- _Problems to solve_:
- A) In the passage on climbing shoe fit, which part of the shoe is named as a common place for baggy spots?
- B) Carry on the passage on climbing shoe fit from its last sentence.

- _Supplied passage_:
........
How tight should my rock climbing shoes be? Are climbing shoes supposed to hurt? Will I ever be able to show my feet in public again? The importance of getting the right fit for your climbing shoes can't be understated. Let's bust some myths, help you find the right fit and style, and talk way too much much about feet.
It took a while for climbing shoes to become the tight, performance focused slipper they are today. The main advantages in climbing shoes are that the toes are very close to the front of the shoe, the shoe is fitted well enough that there isn't much movement, and the sticky rubber soles. If the shoes are worn correctly they should feel tight but not painful.
Why Are Climbing Shoes Worn So Tight?
When climbing you'll put a lot of pressure into your toes. If your toes aren't at the front of the shoe you won't have very much control or feel. Also, if your climbing shoes fit isn't close enough or have baggy spots (often the heel) then then can move around the foot and you can slip off holds.
When you buy street shoes the aim is to not have your toes hit the front and to have space around the foot. With climbing shoes, all parts of the inside of the shoe should fit closely around the foot. You aren't meant to walk anywhere in climbing shoes.
........
- _Provided material_:
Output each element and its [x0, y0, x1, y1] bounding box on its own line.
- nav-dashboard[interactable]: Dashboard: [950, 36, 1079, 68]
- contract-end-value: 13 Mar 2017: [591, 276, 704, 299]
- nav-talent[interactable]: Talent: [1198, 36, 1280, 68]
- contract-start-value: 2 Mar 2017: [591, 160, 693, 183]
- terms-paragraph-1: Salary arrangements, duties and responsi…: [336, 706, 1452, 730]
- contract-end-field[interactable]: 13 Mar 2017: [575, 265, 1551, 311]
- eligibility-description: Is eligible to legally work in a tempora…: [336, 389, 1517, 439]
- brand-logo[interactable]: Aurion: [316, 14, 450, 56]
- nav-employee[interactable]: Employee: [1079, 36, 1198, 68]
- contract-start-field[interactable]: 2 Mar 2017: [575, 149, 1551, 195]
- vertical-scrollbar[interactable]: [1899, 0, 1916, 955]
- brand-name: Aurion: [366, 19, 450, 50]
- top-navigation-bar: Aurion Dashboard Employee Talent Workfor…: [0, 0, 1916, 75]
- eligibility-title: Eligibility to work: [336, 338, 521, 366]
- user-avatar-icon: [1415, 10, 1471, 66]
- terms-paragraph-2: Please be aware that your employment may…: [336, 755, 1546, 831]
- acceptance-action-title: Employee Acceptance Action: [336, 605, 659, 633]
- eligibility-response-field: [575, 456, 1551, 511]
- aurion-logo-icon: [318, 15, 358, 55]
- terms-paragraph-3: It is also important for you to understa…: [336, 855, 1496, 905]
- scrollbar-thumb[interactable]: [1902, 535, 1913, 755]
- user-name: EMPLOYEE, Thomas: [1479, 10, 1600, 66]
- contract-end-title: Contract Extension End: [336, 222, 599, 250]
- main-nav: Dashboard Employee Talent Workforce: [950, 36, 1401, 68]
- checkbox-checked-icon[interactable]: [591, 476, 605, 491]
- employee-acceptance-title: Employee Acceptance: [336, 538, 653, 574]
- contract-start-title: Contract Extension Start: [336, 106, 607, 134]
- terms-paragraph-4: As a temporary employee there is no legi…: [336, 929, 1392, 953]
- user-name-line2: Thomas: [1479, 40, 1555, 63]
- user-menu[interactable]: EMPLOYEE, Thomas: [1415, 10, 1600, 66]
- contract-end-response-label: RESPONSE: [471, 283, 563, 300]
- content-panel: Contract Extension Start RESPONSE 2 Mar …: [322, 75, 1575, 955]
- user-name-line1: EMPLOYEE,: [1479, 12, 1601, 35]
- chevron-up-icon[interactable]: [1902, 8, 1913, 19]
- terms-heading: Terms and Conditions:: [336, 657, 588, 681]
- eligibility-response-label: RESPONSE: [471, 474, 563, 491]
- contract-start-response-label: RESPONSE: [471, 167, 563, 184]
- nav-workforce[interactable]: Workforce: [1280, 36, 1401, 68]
........
- _Responses_:
- A) The heel.

- B)
Tight climbing shoes are often tight in the wrong places. The main problems with climbing shoes being painful are: -
- The first technical climbing shoe were made of leather that stretched up a few sizes over use. Climbers used to have to aggressively downsize to get the ideal fit after a few months
- More modern shoes are either lined, made of synthetic non-stretchy materials, or have a large amount of rubber. All of these minimize stretch - making it important to get the fit right first time
- Climbing shoes aren't meant to be comfortable necessarily - though they shouldn't be constantly painful
- Beginners aren't used to the fit. Eventually your feet and toes get a little desensitized to the shape they are forced into
- Most Importantly - There are hundreds of designs made for different foot shapes - not all shoes fit all feet. This causes the most issues
The Truth About Tight Fitting Climbing Shoes
If you are new to climbing you should get flat, beginner climbing shoes that fit tight but fit right. Simple as that. The main issue we see is newer climbers getting down turned shoes that don't fit correctly. If you aren't used to the down turn of more aggressive shoes then you could end up getting them a little too big. This causes loose areas and hot spots in the shoe which lead to discomfort because the shoe can't support your foot like it's supposed to.
You also need to make sure match the shape of the shoe to your foot. Figure out if you have a wide or slim foot, if your heel is large or small, and if you have a high or low in step. Shoes are designed differently and you should match the climbing shoe to your foot shape as much as possible.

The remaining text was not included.